Instruction:
The records should be repeated word for word, pictures excluded.
-------------------------
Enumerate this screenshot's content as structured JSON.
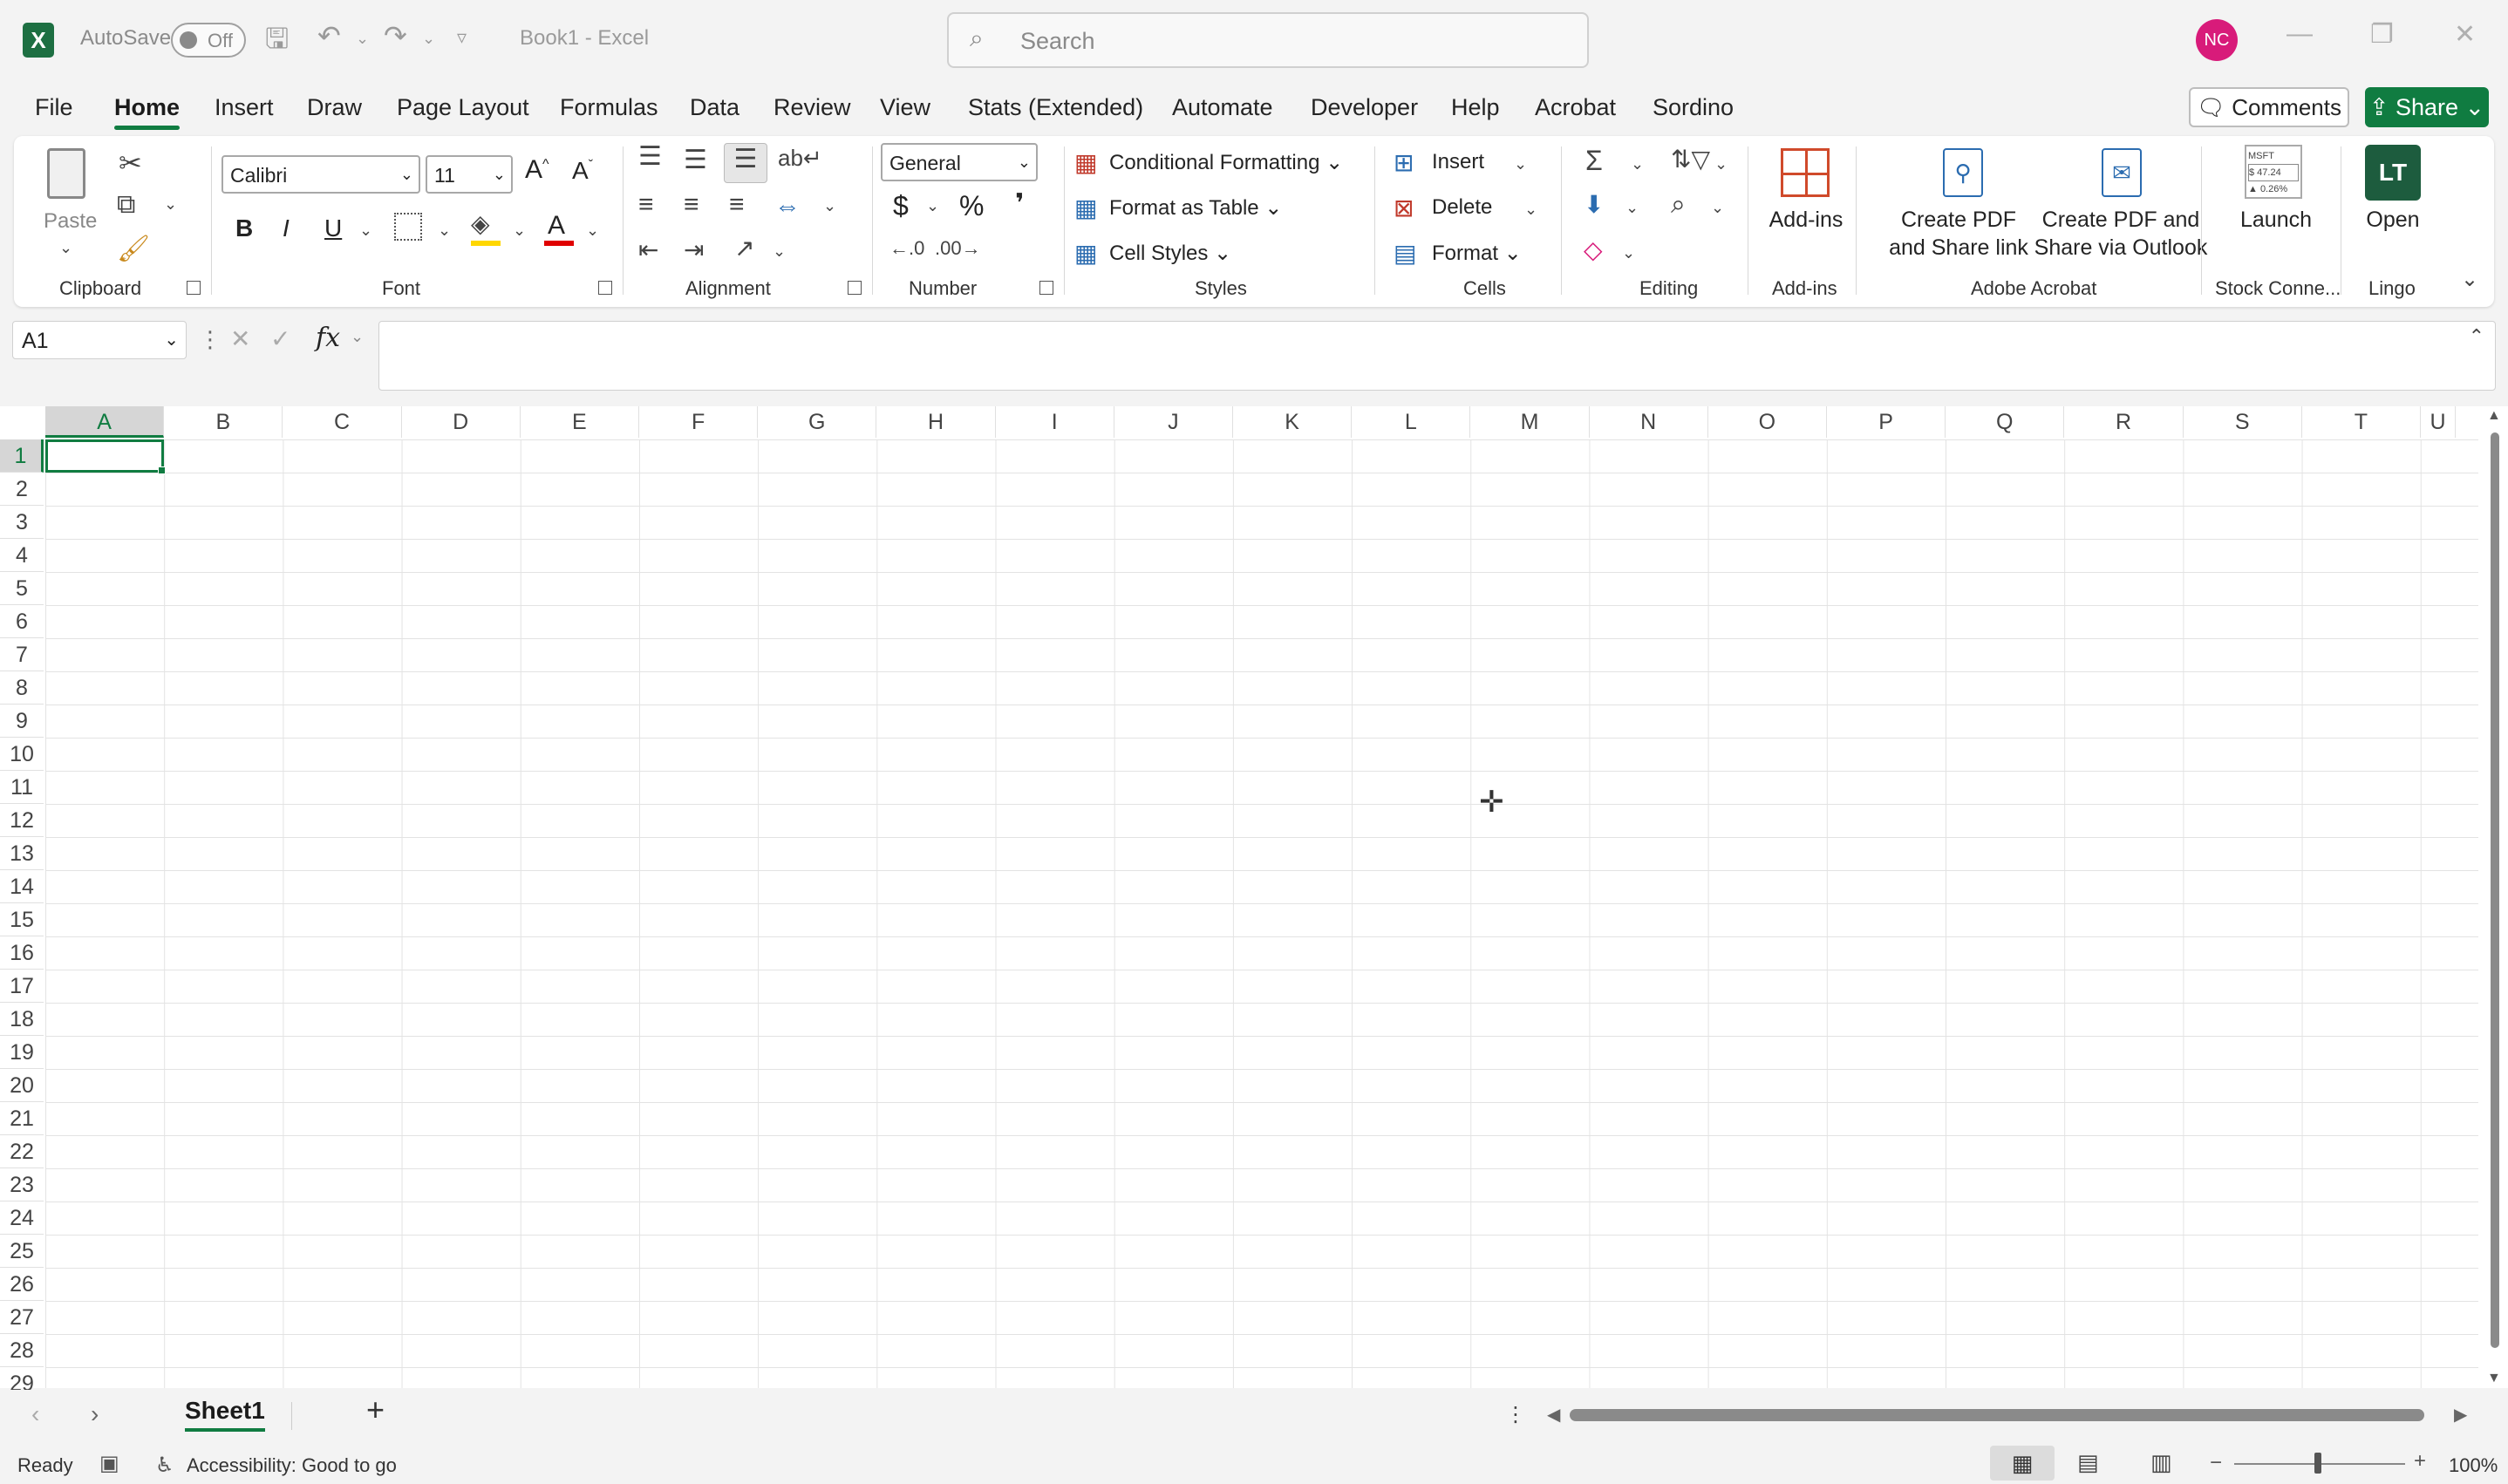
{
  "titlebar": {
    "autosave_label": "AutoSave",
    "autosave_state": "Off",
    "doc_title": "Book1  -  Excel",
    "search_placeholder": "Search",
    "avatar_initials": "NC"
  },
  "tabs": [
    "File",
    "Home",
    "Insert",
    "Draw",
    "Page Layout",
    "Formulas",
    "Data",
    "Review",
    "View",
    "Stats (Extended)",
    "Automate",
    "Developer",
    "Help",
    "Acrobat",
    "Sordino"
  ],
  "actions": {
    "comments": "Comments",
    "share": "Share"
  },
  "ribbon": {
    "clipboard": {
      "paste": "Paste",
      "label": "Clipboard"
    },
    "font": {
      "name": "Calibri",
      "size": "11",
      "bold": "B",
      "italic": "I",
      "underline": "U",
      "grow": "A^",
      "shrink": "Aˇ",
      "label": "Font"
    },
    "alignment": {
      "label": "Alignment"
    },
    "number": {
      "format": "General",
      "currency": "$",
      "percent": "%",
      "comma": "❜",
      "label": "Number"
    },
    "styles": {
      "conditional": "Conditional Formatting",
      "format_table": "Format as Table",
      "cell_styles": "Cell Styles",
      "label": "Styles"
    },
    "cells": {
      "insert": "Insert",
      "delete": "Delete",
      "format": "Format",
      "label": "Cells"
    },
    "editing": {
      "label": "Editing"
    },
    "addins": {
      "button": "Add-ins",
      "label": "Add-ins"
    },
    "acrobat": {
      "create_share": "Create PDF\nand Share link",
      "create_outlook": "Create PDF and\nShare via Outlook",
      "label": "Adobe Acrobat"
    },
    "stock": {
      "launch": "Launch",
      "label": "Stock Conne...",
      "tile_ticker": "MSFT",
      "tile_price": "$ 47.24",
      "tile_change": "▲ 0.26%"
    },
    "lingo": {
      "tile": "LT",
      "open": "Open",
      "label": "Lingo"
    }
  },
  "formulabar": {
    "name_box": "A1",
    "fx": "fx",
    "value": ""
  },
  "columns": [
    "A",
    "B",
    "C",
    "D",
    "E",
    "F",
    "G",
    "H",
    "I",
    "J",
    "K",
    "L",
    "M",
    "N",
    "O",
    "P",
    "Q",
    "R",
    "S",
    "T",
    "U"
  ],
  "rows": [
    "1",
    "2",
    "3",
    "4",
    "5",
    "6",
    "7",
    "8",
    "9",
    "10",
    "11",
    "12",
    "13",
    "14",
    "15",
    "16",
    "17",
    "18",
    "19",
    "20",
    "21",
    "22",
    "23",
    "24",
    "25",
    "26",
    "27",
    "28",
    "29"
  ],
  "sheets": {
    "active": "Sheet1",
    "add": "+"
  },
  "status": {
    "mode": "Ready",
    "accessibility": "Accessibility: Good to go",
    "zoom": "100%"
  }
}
-------------------------
Full answer:
Enumerate this screenshot's content as structured JSON.
{
  "titlebar": {
    "autosave_label": "AutoSave",
    "autosave_state": "Off",
    "doc_title": "Book1  -  Excel",
    "search_placeholder": "Search",
    "avatar_initials": "NC"
  },
  "tabs": [
    "File",
    "Home",
    "Insert",
    "Draw",
    "Page Layout",
    "Formulas",
    "Data",
    "Review",
    "View",
    "Stats (Extended)",
    "Automate",
    "Developer",
    "Help",
    "Acrobat",
    "Sordino"
  ],
  "actions": {
    "comments": "Comments",
    "share": "Share"
  },
  "ribbon": {
    "clipboard": {
      "paste": "Paste",
      "label": "Clipboard"
    },
    "font": {
      "name": "Calibri",
      "size": "11",
      "bold": "B",
      "italic": "I",
      "underline": "U",
      "grow": "A^",
      "shrink": "Aˇ",
      "label": "Font"
    },
    "alignment": {
      "label": "Alignment"
    },
    "number": {
      "format": "General",
      "currency": "$",
      "percent": "%",
      "comma": "❜",
      "label": "Number"
    },
    "styles": {
      "conditional": "Conditional Formatting",
      "format_table": "Format as Table",
      "cell_styles": "Cell Styles",
      "label": "Styles"
    },
    "cells": {
      "insert": "Insert",
      "delete": "Delete",
      "format": "Format",
      "label": "Cells"
    },
    "editing": {
      "label": "Editing"
    },
    "addins": {
      "button": "Add-ins",
      "label": "Add-ins"
    },
    "acrobat": {
      "create_share": "Create PDF\nand Share link",
      "create_outlook": "Create PDF and\nShare via Outlook",
      "label": "Adobe Acrobat"
    },
    "stock": {
      "launch": "Launch",
      "label": "Stock Conne...",
      "tile_ticker": "MSFT",
      "tile_price": "$ 47.24",
      "tile_change": "▲ 0.26%"
    },
    "lingo": {
      "tile": "LT",
      "open": "Open",
      "label": "Lingo"
    }
  },
  "formulabar": {
    "name_box": "A1",
    "fx": "fx",
    "value": ""
  },
  "columns": [
    "A",
    "B",
    "C",
    "D",
    "E",
    "F",
    "G",
    "H",
    "I",
    "J",
    "K",
    "L",
    "M",
    "N",
    "O",
    "P",
    "Q",
    "R",
    "S",
    "T",
    "U"
  ],
  "rows": [
    "1",
    "2",
    "3",
    "4",
    "5",
    "6",
    "7",
    "8",
    "9",
    "10",
    "11",
    "12",
    "13",
    "14",
    "15",
    "16",
    "17",
    "18",
    "19",
    "20",
    "21",
    "22",
    "23",
    "24",
    "25",
    "26",
    "27",
    "28",
    "29"
  ],
  "sheets": {
    "active": "Sheet1",
    "add": "+"
  },
  "status": {
    "mode": "Ready",
    "accessibility": "Accessibility: Good to go",
    "zoom": "100%"
  }
}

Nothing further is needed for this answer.